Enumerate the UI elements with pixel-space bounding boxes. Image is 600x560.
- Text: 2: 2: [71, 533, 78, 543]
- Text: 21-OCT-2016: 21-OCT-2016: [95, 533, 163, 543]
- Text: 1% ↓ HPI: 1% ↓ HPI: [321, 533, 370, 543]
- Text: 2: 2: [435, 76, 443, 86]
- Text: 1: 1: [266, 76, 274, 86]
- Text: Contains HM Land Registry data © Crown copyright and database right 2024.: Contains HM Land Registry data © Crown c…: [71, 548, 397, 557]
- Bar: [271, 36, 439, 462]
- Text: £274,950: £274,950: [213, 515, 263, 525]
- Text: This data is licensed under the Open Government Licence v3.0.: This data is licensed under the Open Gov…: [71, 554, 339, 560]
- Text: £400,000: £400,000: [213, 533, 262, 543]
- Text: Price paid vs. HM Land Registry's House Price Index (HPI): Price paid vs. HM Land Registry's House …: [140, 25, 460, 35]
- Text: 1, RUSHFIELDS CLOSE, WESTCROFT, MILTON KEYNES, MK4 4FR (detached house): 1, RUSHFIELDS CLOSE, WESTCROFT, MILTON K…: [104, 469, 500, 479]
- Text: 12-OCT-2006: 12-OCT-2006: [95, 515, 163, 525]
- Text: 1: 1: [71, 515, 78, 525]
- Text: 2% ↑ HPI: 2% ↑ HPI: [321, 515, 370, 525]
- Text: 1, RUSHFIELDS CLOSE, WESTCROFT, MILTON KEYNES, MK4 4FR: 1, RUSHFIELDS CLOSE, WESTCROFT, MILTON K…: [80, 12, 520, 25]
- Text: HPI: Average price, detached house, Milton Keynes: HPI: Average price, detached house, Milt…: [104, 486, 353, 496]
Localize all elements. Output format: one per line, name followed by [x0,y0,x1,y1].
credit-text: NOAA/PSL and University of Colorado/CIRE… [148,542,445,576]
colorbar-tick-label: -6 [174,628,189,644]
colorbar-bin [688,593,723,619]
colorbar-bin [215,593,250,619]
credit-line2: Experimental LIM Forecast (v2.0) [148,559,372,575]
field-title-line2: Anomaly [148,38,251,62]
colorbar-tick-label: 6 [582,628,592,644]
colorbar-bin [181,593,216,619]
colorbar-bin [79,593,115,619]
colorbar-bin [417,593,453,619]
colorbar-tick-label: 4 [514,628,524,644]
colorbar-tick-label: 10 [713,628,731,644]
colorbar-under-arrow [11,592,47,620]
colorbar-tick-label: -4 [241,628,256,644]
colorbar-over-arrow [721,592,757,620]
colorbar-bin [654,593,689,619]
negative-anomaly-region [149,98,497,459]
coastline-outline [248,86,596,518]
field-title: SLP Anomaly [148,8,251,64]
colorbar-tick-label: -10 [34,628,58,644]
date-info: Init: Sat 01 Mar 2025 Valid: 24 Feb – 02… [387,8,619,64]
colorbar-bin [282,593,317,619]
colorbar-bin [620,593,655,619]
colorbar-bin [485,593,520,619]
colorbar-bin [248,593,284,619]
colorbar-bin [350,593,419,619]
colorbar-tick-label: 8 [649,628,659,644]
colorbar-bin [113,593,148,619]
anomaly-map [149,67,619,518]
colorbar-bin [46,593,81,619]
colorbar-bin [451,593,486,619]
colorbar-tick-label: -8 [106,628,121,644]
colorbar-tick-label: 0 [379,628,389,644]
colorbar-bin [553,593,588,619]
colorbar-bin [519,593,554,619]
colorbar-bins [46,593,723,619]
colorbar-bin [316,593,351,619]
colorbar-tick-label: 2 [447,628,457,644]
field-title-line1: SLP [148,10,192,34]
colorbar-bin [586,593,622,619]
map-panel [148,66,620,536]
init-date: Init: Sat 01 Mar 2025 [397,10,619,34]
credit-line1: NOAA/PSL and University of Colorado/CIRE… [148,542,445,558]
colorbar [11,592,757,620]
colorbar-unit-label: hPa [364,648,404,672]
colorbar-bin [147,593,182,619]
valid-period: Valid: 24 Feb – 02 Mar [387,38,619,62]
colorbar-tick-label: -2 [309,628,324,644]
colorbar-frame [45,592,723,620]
────────────────────
- [PROBLEM REQUIREMENTS]
Return all of the data above word for word, with every line kept in its original order.

- [RESPONSE]
Enumerate the UI elements with pixel-space bounding boxes. Image is 600x560.
- Text: 2: 2: [71, 533, 78, 543]
- Text: 21-OCT-2016: 21-OCT-2016: [95, 533, 163, 543]
- Text: 1% ↓ HPI: 1% ↓ HPI: [321, 533, 370, 543]
- Text: 2: 2: [435, 76, 443, 86]
- Text: 1: 1: [266, 76, 274, 86]
- Text: Contains HM Land Registry data © Crown copyright and database right 2024.: Contains HM Land Registry data © Crown c…: [71, 548, 397, 557]
- Bar: [271, 36, 439, 462]
- Text: £274,950: £274,950: [213, 515, 263, 525]
- Text: This data is licensed under the Open Government Licence v3.0.: This data is licensed under the Open Gov…: [71, 554, 339, 560]
- Text: £400,000: £400,000: [213, 533, 262, 543]
- Text: Price paid vs. HM Land Registry's House Price Index (HPI): Price paid vs. HM Land Registry's House …: [140, 25, 460, 35]
- Text: 1, RUSHFIELDS CLOSE, WESTCROFT, MILTON KEYNES, MK4 4FR (detached house): 1, RUSHFIELDS CLOSE, WESTCROFT, MILTON K…: [104, 469, 500, 479]
- Text: 12-OCT-2006: 12-OCT-2006: [95, 515, 163, 525]
- Text: 1: 1: [71, 515, 78, 525]
- Text: 2% ↑ HPI: 2% ↑ HPI: [321, 515, 370, 525]
- Text: 1, RUSHFIELDS CLOSE, WESTCROFT, MILTON KEYNES, MK4 4FR: 1, RUSHFIELDS CLOSE, WESTCROFT, MILTON K…: [80, 12, 520, 25]
- Text: HPI: Average price, detached house, Milton Keynes: HPI: Average price, detached house, Milt…: [104, 486, 353, 496]
Localize all elements. Output format: one per line, name followed by [x0,y0,x1,y1].
credit-text: NOAA/PSL and University of Colorado/CIRE… [148,542,445,576]
colorbar-tick-label: -6 [174,628,189,644]
colorbar-bin [688,593,723,619]
colorbar-bin [215,593,250,619]
credit-line2: Experimental LIM Forecast (v2.0) [148,559,372,575]
field-title-line2: Anomaly [148,38,251,62]
colorbar-tick-label: 6 [582,628,592,644]
colorbar-bin [181,593,216,619]
colorbar-bin [79,593,115,619]
colorbar-bin [417,593,453,619]
colorbar-tick-label: 4 [514,628,524,644]
colorbar-tick-label: 10 [713,628,731,644]
colorbar-under-arrow [11,592,47,620]
colorbar-tick-label: -4 [241,628,256,644]
colorbar-over-arrow [721,592,757,620]
colorbar-bin [654,593,689,619]
negative-anomaly-region [149,98,497,459]
coastline-outline [248,86,596,518]
field-title: SLP Anomaly [148,8,251,64]
colorbar-tick-label: -10 [34,628,58,644]
date-info: Init: Sat 01 Mar 2025 Valid: 24 Feb – 02… [387,8,619,64]
colorbar-bin [282,593,317,619]
colorbar-bin [620,593,655,619]
colorbar-bin [485,593,520,619]
colorbar-bin [248,593,284,619]
colorbar-bin [350,593,419,619]
colorbar-tick-label: 8 [649,628,659,644]
colorbar-bin [113,593,148,619]
anomaly-map [149,67,619,518]
colorbar-bin [46,593,81,619]
colorbar-bin [451,593,486,619]
colorbar-tick-label: -8 [106,628,121,644]
colorbar-tick-label: 0 [379,628,389,644]
colorbar-bin [553,593,588,619]
colorbar-bin [519,593,554,619]
colorbar-bins [46,593,723,619]
colorbar-bin [316,593,351,619]
colorbar-tick-label: 2 [447,628,457,644]
field-title-line1: SLP [148,10,192,34]
colorbar-bin [586,593,622,619]
map-panel [148,66,620,536]
init-date: Init: Sat 01 Mar 2025 [397,10,619,34]
credit-line1: NOAA/PSL and University of Colorado/CIRE… [148,542,445,558]
colorbar [11,592,757,620]
colorbar-unit-label: hPa [364,648,404,672]
colorbar-bin [147,593,182,619]
valid-period: Valid: 24 Feb – 02 Mar [387,38,619,62]
colorbar-tick-label: -2 [309,628,324,644]
colorbar-frame [45,592,723,620]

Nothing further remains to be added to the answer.